• Problem to solve:
Write out the whole listing word for word.

• Input:

===============

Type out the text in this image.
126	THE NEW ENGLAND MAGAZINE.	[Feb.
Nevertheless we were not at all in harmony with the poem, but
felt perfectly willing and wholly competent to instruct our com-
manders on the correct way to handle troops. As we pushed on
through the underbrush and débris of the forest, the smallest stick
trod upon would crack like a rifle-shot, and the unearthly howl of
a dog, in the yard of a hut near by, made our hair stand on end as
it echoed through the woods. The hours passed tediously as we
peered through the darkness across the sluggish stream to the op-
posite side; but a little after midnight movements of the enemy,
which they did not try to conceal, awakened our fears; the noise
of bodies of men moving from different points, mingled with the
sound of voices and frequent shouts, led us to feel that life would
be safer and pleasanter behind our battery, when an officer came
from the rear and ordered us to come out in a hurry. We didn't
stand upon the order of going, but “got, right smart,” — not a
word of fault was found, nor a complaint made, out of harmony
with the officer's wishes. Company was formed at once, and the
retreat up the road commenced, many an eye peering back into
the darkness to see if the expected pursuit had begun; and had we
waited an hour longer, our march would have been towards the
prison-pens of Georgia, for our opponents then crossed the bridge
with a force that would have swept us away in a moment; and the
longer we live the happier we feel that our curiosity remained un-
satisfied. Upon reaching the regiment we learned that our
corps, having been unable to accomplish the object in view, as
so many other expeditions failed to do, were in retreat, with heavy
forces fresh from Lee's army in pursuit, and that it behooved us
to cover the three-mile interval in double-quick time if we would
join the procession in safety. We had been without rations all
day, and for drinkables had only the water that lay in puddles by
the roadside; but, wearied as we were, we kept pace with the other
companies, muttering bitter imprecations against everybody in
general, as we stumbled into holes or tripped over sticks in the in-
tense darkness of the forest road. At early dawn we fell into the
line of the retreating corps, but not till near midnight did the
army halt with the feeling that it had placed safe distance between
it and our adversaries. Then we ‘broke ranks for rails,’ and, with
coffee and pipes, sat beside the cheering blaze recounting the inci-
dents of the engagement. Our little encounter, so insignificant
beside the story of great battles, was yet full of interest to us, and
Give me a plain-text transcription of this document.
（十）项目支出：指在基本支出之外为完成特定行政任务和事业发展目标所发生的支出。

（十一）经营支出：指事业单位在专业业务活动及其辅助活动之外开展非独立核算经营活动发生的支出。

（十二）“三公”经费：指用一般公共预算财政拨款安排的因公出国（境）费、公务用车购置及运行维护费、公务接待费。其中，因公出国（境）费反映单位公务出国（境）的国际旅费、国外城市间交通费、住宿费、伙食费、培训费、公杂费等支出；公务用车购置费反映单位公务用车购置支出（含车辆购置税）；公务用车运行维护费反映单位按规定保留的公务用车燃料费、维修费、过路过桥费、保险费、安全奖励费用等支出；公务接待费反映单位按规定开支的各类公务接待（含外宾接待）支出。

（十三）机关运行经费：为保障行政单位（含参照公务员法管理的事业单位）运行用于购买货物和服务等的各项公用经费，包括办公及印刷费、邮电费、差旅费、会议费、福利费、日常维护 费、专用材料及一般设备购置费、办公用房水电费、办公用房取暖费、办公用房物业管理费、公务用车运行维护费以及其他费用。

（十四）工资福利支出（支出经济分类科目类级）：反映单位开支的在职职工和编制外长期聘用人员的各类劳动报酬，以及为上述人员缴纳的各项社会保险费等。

===============

• Task answer:
Type out the text in this image.
126	THE NEW ENGLAND MAGAZINE.	[Feb.
Nevertheless we were not at all in harmony with the poem, but
felt perfectly willing and wholly competent to instruct our com-
manders on the correct way to handle troops. As we pushed on
through the underbrush and débris of the forest, the smallest stick
trod upon would crack like a rifle-shot, and the unearthly howl of
a dog, in the yard of a hut near by, made our hair stand on end as
it echoed through the woods. The hours passed tediously as we
peered through the darkness across the sluggish stream to the op-
posite side; but a little after midnight movements of the enemy,
which they did not try to conceal, awakened our fears; the noise
of bodies of men moving from different points, mingled with the
sound of voices and frequent shouts, led us to feel that life would
be safer and pleasanter behind our battery, when an officer came
from the rear and ordered us to come out in a hurry. We didn't
stand upon the order of going, but “got, right smart,” — not a
word of fault was found, nor a complaint made, out of harmony
with the officer's wishes. Company was formed at once, and the
retreat up the road commenced, many an eye peering back into
the darkness to see if the expected pursuit had begun; and had we
waited an hour longer, our march would have been towards the
prison-pens of Georgia, for our opponents then crossed the bridge
with a force that would have swept us away in a moment; and the
longer we live the happier we feel that our curiosity remained un-
satisfied. Upon reaching the regiment we learned that our
corps, having been unable to accomplish the object in view, as
so many other expeditions failed to do, were in retreat, with heavy
forces fresh from Lee's army in pursuit, and that it behooved us
to cover the three-mile interval in double-quick time if we would
join the procession in safety. We had been without rations all
day, and for drinkables had only the water that lay in puddles by
the roadside; but, wearied as we were, we kept pace with the other
companies, muttering bitter imprecations against everybody in
general, as we stumbled into holes or tripped over sticks in the in-
tense darkness of the forest road. At early dawn we fell into the
line of the retreating corps, but not till near midnight did the
army halt with the feeling that it had placed safe distance between
it and our adversaries. Then we ‘broke ranks for rails,’ and, with
coffee and pipes, sat beside the cheering blaze recounting the inci-
dents of the engagement. Our little encounter, so insignificant
beside the story of great battles, was yet full of interest to us, and
Give me a plain-text transcription of this document.
（十）项目支出：指在基本支出之外为完成特定行政任务和事业发展目标所发生的支出。

（十一）经营支出：指事业单位在专业业务活动及其辅助活动之外开展非独立核算经营活动发生的支出。

（十二）“三公”经费：指用一般公共预算财政拨款安排的因公出国（境）费、公务用车购置及运行维护费、公务接待费。其中，因公出国（境）费反映单位公务出国（境）的国际旅费、国外城市间交通费、住宿费、伙食费、培训费、公杂费等支出；公务用车购置费反映单位公务用车购置支出（含车辆购置税）；公务用车运行维护费反映单位按规定保留的公务用车燃料费、维修费、过路过桥费、保险费、安全奖励费用等支出；公务接待费反映单位按规定开支的各类公务接待（含外宾接待）支出。

（十三）机关运行经费：为保障行政单位（含参照公务员法管理的事业单位）运行用于购买货物和服务等的各项公用经费，包括办公及印刷费、邮电费、差旅费、会议费、福利费、日常维护 费、专用材料及一般设备购置费、办公用房水电费、办公用房取暖费、办公用房物业管理费、公务用车运行维护费以及其他费用。

（十四）工资福利支出（支出经济分类科目类级）：反映单位开支的在职职工和编制外长期聘用人员的各类劳动报酬，以及为上述人员缴纳的各项社会保险费等。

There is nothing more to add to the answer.